## INSTRUCTIONS TO FOLLOW
The required output is a single number: how many lines of the material contain the string "Precipitation".

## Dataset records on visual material
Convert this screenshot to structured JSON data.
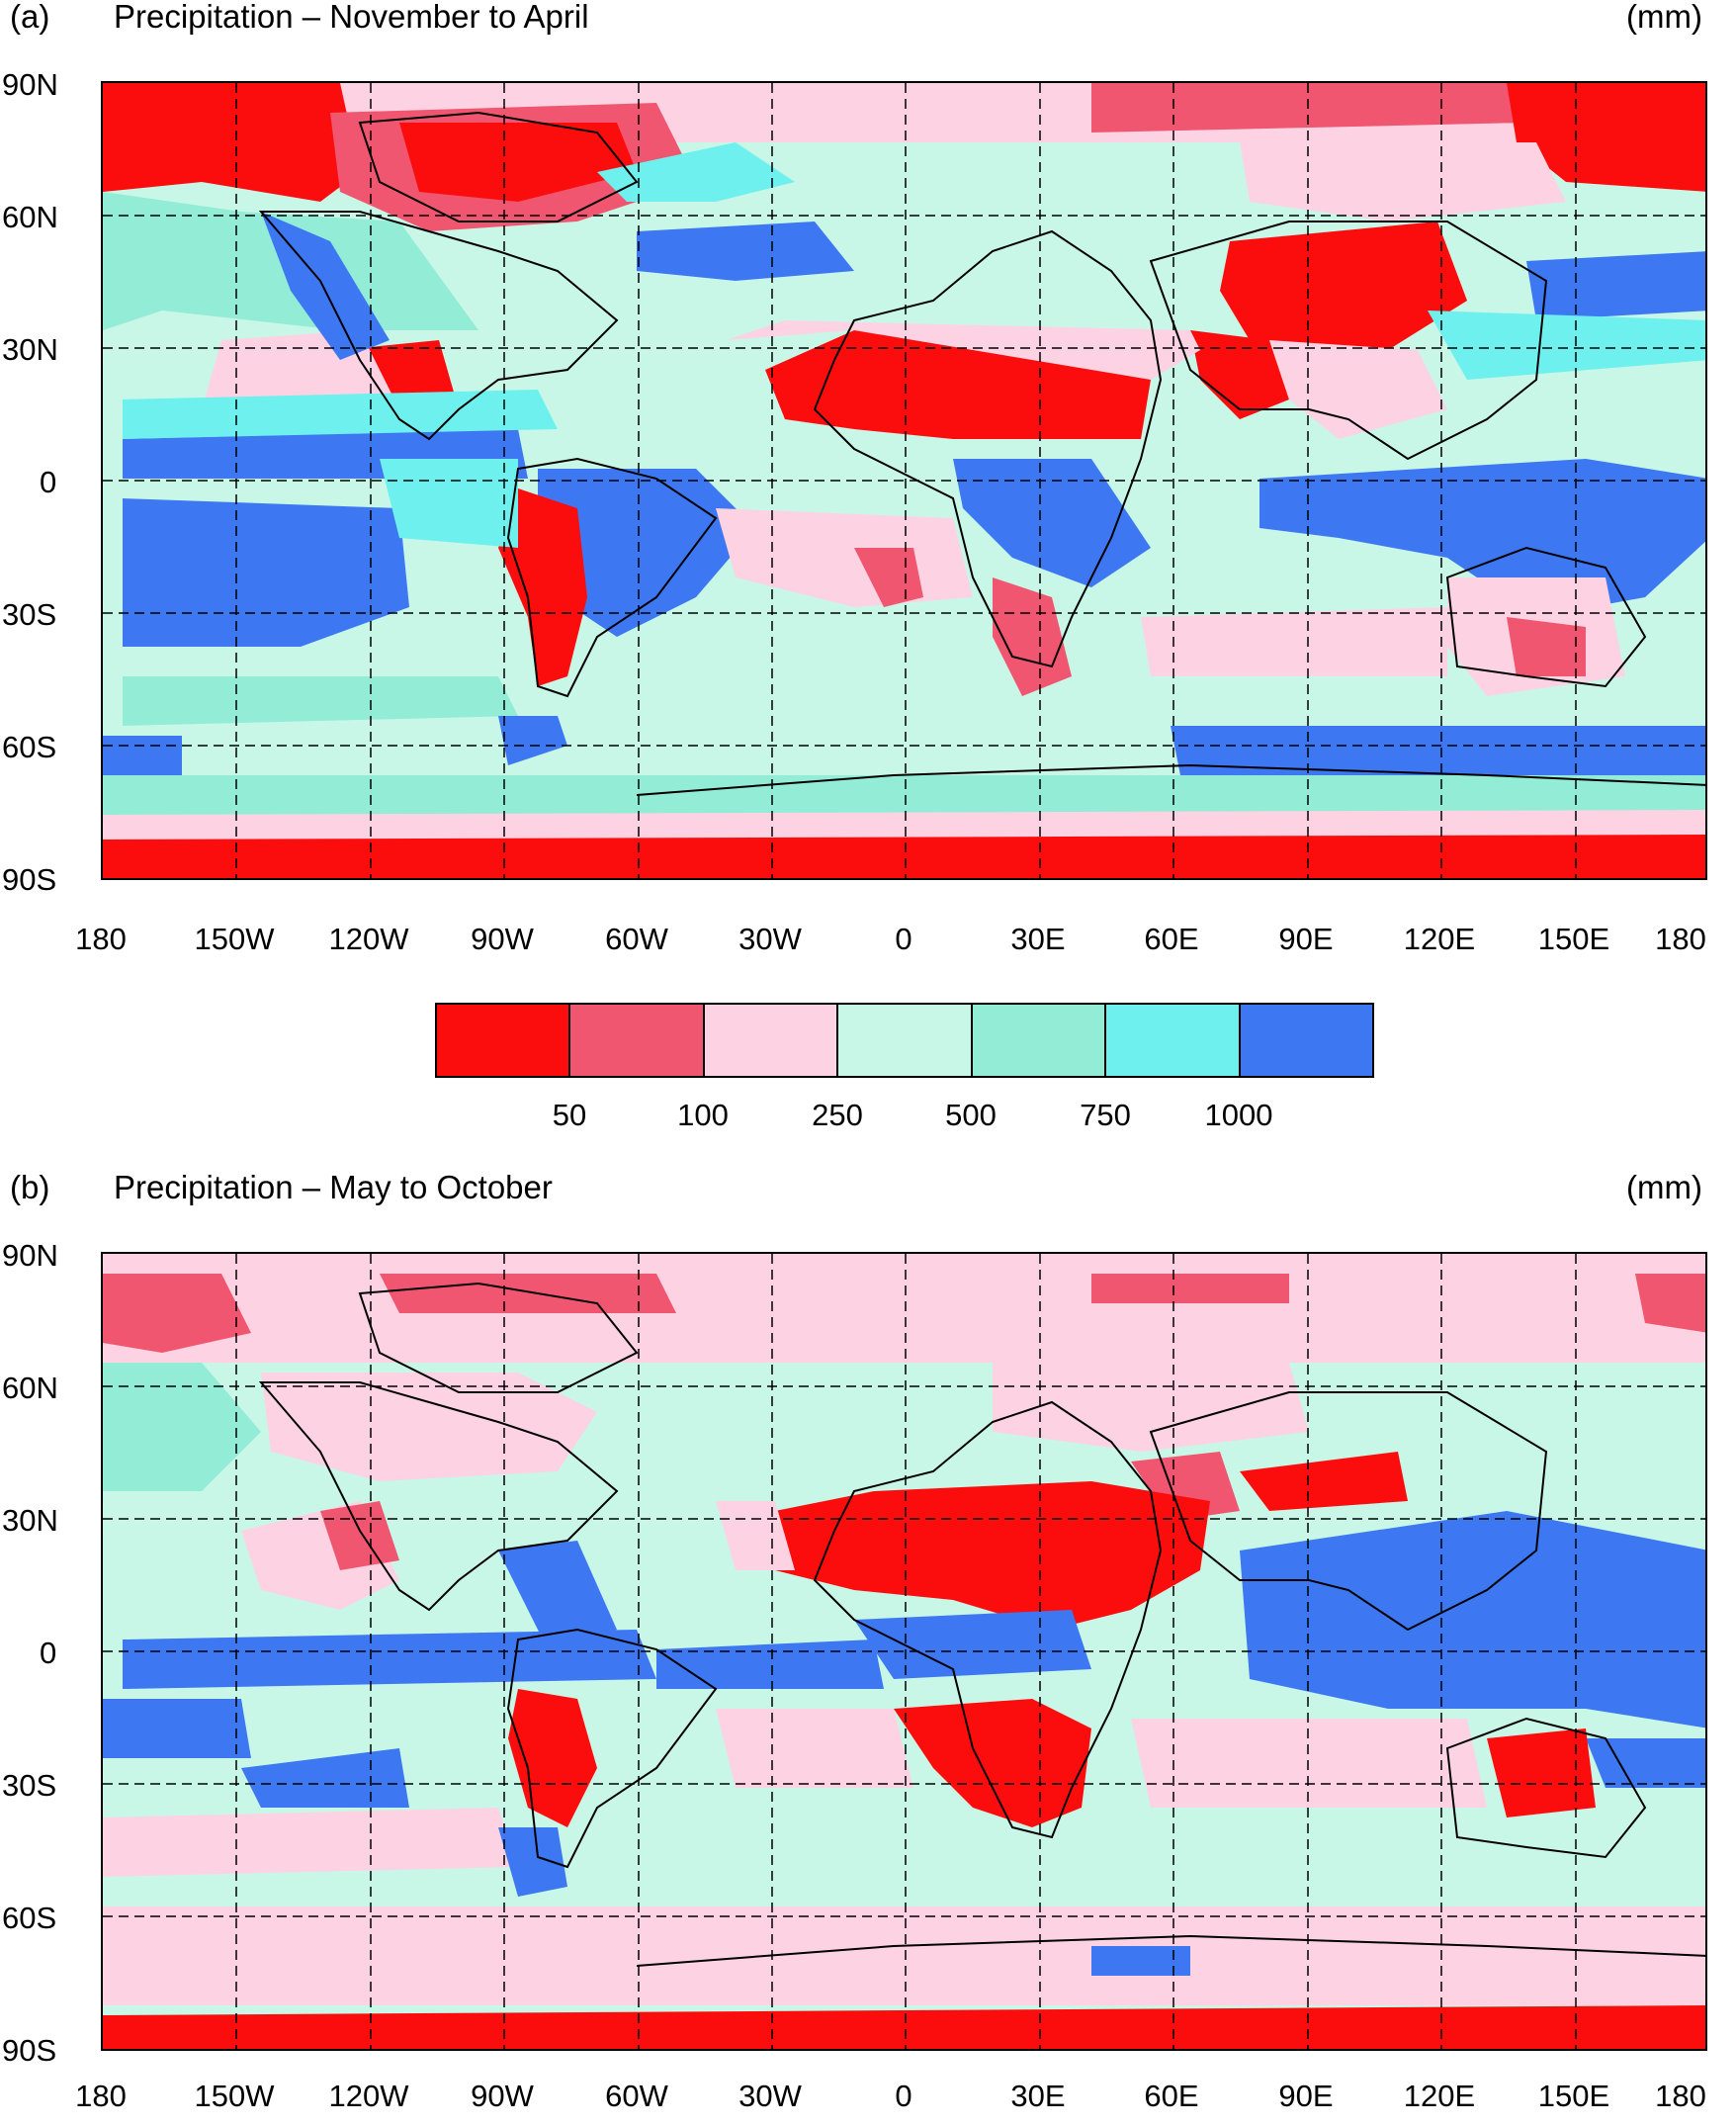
{
  "colors": {
    "c1": "#fb0d0d",
    "c2": "#f0566f",
    "c3": "#fdd3e3",
    "c4": "#c8f7e8",
    "c5": "#93ecd6",
    "c6": "#6df0ee",
    "c7": "#3d78f2",
    "grid": "#000000"
  },
  "lat_ticks": [
    "90N",
    "60N",
    "30N",
    "0",
    "30S",
    "60S",
    "90S"
  ],
  "lon_ticks": [
    "180",
    "150W",
    "120W",
    "90W",
    "60W",
    "30W",
    "0",
    "30E",
    "60E",
    "90E",
    "120E",
    "150E",
    "180"
  ],
  "colorbar": {
    "labels": [
      "50",
      "100",
      "250",
      "500",
      "750",
      "1000"
    ]
  },
  "panels": [
    {
      "label": "(a)",
      "title": "Precipitation – November to April",
      "unit": "(mm)"
    },
    {
      "label": "(b)",
      "title": "Precipitation – May to October",
      "unit": "(mm)"
    }
  ]
}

## EXERCISE RESPONSE
2